STATED PROBLEM: Return a copy of each line that holds the string "Betula".

-- start --

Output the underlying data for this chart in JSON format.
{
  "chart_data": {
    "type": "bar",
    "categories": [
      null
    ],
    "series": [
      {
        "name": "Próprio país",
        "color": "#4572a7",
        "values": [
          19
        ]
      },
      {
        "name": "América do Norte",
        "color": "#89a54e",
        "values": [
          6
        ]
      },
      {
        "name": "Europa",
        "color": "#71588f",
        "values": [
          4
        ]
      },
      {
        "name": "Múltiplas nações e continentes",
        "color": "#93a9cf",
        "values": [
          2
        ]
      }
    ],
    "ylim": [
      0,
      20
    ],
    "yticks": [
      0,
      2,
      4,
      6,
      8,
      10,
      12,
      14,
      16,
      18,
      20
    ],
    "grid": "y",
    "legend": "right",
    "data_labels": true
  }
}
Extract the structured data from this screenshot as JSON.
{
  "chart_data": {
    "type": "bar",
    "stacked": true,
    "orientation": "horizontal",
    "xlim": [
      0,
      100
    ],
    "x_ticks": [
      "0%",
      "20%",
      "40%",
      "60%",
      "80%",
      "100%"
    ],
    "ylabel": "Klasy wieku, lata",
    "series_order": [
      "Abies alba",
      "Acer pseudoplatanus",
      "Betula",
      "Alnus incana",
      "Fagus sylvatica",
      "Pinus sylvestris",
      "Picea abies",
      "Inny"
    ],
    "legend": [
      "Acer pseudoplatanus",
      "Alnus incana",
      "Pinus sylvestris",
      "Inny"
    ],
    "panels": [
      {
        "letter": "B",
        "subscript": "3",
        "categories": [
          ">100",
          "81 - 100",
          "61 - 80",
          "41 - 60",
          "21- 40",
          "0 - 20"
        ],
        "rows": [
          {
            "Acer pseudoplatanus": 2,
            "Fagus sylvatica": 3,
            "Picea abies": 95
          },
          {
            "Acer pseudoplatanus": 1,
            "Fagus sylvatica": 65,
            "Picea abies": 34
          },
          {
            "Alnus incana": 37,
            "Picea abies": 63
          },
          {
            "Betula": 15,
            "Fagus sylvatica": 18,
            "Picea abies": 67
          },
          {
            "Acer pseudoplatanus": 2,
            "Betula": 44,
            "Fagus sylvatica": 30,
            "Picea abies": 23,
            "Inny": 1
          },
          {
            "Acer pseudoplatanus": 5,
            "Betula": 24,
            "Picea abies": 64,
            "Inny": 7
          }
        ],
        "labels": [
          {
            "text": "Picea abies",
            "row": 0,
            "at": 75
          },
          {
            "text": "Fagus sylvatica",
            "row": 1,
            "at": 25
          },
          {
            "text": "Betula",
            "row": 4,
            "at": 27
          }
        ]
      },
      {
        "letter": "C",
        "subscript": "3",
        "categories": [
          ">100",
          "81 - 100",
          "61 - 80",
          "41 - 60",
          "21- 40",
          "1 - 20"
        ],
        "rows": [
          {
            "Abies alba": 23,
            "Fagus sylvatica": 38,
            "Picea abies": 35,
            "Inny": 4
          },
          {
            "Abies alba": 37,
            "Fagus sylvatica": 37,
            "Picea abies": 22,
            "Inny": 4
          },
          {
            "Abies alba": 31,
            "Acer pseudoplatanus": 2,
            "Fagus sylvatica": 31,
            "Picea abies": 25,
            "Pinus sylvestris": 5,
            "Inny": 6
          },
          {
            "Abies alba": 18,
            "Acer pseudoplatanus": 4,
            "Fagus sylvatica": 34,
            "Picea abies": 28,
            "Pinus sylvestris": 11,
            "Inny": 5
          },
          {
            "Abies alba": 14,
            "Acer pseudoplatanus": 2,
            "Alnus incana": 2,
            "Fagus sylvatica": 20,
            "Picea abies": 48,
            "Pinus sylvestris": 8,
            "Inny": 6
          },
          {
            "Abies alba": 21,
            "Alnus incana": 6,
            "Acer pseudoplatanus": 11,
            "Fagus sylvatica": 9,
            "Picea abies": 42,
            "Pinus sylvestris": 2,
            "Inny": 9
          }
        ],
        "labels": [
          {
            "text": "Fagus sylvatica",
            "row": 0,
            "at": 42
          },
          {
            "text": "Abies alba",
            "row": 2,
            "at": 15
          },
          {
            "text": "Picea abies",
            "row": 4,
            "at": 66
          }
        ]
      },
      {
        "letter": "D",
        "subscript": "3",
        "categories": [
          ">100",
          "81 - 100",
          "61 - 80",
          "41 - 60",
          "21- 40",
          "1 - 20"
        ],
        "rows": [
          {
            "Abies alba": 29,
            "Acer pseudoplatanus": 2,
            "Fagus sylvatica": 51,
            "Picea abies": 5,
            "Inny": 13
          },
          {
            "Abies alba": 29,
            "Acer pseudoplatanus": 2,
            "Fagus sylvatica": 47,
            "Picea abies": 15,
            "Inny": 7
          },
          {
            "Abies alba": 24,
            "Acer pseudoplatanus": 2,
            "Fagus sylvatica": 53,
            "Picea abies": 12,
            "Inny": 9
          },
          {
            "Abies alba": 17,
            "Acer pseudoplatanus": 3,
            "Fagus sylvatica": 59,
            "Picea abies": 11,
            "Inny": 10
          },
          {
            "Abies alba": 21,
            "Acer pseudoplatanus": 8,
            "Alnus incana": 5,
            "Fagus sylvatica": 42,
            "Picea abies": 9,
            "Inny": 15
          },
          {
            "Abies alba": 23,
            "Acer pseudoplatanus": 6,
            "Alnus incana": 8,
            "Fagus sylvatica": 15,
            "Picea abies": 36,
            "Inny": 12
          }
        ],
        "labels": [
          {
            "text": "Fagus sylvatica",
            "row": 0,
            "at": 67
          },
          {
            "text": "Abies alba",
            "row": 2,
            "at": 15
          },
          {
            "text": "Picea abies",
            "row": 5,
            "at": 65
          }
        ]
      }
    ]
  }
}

-- end --

RESULT OF THIS EXERCISE:
      "Betula",
            "Betula": 15,
            "Betula": 44,
            "Betula": 24,
            "text": "Betula",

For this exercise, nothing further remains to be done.